In the entries that follow, find the word "Tenente" and report each line it is on.
╭─ Provided records
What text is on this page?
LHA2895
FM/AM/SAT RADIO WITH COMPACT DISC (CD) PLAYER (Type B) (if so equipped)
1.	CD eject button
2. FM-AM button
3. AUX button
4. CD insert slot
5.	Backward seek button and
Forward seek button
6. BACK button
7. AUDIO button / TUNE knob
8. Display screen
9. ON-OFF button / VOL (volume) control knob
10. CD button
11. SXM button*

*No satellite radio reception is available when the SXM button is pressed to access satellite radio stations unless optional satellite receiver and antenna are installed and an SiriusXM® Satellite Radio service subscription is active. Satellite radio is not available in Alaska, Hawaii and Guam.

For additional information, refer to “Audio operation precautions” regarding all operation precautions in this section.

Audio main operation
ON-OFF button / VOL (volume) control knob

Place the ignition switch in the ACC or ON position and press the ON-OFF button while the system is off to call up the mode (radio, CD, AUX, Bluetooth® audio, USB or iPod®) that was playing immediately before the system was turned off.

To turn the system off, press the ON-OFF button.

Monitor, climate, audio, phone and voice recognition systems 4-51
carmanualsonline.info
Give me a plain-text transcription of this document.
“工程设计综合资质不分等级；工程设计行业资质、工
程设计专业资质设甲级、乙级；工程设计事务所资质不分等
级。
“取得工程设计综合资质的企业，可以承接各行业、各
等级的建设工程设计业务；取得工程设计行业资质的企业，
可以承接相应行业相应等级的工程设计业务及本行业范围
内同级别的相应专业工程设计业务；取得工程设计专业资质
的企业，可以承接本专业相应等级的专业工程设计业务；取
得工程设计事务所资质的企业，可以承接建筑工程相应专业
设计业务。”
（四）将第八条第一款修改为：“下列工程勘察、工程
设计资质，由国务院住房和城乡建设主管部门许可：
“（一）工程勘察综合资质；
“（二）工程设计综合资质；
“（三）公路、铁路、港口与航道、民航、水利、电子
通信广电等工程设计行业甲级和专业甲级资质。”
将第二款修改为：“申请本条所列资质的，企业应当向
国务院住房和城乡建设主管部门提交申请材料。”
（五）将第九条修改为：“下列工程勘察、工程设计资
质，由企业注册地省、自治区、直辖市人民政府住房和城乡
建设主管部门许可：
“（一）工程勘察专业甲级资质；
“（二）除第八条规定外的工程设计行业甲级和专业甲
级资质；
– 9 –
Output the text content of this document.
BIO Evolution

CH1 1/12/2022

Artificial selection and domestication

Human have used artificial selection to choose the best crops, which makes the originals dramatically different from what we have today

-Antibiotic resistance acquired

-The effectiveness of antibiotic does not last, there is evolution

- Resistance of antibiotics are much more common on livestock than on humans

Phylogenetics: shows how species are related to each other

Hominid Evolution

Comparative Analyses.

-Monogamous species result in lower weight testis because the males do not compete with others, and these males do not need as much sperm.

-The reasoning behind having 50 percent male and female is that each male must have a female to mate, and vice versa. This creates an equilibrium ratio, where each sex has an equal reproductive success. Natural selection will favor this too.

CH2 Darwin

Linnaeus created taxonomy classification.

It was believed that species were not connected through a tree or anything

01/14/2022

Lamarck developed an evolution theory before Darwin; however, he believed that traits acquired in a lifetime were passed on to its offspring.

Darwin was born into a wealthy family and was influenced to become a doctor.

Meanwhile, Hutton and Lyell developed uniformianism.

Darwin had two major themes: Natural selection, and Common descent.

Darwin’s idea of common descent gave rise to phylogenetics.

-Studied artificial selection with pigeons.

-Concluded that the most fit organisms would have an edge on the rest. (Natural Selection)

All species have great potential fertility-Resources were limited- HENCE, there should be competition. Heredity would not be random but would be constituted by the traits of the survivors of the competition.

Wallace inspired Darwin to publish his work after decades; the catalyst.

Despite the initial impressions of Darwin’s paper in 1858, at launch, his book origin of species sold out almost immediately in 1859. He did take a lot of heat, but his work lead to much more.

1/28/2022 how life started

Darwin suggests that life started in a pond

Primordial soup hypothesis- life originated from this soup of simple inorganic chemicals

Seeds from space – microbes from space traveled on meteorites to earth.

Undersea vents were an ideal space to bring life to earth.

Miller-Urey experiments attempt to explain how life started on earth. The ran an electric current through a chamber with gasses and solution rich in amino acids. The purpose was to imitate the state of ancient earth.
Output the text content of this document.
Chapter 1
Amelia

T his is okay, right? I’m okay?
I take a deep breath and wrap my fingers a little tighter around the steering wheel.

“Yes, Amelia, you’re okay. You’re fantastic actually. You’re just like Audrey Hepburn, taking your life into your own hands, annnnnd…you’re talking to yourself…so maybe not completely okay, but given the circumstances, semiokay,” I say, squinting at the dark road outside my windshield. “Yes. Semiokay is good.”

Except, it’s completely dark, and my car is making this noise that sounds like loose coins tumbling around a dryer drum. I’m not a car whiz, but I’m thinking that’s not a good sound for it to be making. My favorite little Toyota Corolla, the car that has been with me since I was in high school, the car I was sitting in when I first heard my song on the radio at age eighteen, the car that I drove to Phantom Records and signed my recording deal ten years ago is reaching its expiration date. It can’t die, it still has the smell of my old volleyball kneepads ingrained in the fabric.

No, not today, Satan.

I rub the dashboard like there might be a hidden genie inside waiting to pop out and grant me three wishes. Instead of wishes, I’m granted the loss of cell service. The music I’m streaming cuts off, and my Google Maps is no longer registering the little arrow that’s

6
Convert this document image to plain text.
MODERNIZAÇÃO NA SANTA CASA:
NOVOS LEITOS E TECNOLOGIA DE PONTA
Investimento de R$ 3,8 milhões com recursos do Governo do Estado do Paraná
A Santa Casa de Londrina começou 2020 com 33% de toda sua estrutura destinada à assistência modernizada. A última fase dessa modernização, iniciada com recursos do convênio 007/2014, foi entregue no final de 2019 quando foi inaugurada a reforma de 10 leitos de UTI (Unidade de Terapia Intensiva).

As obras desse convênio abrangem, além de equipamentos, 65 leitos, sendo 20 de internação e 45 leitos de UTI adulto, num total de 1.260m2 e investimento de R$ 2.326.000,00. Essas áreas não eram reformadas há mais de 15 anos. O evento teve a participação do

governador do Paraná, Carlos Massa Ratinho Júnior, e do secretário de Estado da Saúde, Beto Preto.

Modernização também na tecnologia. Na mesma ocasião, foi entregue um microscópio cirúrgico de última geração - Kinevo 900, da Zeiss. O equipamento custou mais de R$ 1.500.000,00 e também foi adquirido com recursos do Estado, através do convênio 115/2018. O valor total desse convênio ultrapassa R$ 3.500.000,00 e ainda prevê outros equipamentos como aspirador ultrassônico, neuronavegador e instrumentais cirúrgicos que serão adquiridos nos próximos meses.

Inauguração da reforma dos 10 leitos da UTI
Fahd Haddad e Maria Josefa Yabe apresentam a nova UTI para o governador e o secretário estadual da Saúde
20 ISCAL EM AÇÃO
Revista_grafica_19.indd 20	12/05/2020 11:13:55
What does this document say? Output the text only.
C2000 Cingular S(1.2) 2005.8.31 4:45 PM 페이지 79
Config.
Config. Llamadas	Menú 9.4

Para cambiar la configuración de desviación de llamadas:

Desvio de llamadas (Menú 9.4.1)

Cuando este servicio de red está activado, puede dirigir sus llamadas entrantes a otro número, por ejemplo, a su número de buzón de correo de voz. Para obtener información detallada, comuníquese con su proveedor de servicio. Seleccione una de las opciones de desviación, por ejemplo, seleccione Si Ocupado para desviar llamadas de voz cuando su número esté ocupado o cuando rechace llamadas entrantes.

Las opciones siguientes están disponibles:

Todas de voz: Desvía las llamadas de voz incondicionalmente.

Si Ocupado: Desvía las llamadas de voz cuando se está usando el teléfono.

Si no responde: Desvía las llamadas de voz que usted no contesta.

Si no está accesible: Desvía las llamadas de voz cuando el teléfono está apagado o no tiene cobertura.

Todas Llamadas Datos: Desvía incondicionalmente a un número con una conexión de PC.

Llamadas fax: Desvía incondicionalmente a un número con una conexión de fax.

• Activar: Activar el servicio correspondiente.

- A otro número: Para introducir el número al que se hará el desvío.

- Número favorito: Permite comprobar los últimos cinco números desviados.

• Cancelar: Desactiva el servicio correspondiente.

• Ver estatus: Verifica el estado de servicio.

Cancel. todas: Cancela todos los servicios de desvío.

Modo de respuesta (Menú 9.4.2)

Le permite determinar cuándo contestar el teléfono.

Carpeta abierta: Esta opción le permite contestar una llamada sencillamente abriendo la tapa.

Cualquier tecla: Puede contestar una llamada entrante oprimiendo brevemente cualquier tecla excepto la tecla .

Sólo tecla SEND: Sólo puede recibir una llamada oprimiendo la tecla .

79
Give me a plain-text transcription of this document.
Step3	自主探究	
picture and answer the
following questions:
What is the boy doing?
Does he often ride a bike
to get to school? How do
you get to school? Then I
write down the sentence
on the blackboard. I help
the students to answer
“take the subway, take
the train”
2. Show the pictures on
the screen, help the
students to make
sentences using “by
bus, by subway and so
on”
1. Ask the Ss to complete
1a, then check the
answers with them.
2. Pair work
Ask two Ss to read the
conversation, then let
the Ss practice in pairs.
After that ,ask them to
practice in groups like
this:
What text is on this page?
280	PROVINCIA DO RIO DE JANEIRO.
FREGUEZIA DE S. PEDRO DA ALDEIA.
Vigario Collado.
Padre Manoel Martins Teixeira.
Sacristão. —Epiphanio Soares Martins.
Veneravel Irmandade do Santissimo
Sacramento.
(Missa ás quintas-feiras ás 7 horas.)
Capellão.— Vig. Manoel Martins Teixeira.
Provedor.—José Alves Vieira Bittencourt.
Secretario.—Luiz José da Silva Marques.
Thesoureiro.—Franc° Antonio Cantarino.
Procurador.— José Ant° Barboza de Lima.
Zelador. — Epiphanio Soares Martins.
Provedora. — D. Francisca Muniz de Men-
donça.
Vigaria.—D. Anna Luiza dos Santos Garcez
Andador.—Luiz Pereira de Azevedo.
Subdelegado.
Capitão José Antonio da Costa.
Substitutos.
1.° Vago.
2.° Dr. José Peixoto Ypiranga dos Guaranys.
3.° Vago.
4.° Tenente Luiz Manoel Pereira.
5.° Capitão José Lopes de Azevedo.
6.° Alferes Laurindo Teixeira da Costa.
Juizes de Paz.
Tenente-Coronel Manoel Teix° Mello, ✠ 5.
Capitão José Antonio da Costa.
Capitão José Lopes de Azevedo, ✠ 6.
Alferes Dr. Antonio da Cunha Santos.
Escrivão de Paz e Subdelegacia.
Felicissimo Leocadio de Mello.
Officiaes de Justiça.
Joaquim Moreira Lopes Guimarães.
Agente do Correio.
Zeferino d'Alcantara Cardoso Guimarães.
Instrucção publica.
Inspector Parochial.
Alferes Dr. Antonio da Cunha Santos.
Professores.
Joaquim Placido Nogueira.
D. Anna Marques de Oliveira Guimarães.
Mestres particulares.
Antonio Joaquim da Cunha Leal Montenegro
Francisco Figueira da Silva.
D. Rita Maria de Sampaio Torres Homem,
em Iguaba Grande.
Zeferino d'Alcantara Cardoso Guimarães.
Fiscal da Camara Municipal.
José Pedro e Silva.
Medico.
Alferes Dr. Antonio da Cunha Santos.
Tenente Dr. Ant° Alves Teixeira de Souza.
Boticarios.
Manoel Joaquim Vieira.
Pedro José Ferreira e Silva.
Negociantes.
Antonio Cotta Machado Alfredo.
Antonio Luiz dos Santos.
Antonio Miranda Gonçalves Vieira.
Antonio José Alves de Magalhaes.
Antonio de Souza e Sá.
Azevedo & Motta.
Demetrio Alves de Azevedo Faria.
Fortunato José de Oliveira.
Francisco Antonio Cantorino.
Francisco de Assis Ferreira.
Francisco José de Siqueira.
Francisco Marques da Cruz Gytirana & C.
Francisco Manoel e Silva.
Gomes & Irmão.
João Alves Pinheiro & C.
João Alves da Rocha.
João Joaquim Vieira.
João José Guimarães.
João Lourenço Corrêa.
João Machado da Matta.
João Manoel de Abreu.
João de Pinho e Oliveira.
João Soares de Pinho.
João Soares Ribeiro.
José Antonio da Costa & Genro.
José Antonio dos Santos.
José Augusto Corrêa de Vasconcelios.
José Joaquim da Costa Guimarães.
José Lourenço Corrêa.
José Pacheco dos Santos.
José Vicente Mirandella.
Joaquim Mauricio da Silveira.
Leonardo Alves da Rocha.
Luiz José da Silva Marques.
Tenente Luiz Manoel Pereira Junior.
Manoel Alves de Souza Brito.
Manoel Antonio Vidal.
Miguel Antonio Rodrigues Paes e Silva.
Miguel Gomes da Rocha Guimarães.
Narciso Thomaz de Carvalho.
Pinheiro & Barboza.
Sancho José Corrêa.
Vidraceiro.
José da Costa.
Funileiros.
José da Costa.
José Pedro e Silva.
╰─
Solution for this task
4.° Tenente Luiz Manoel Pereira.
Tenente-Coronel Manoel Teix° Mello, ✠ 5.
Tenente Dr. Ant° Alves Teixeira de Souza.
Tenente Luiz Manoel Pereira Junior.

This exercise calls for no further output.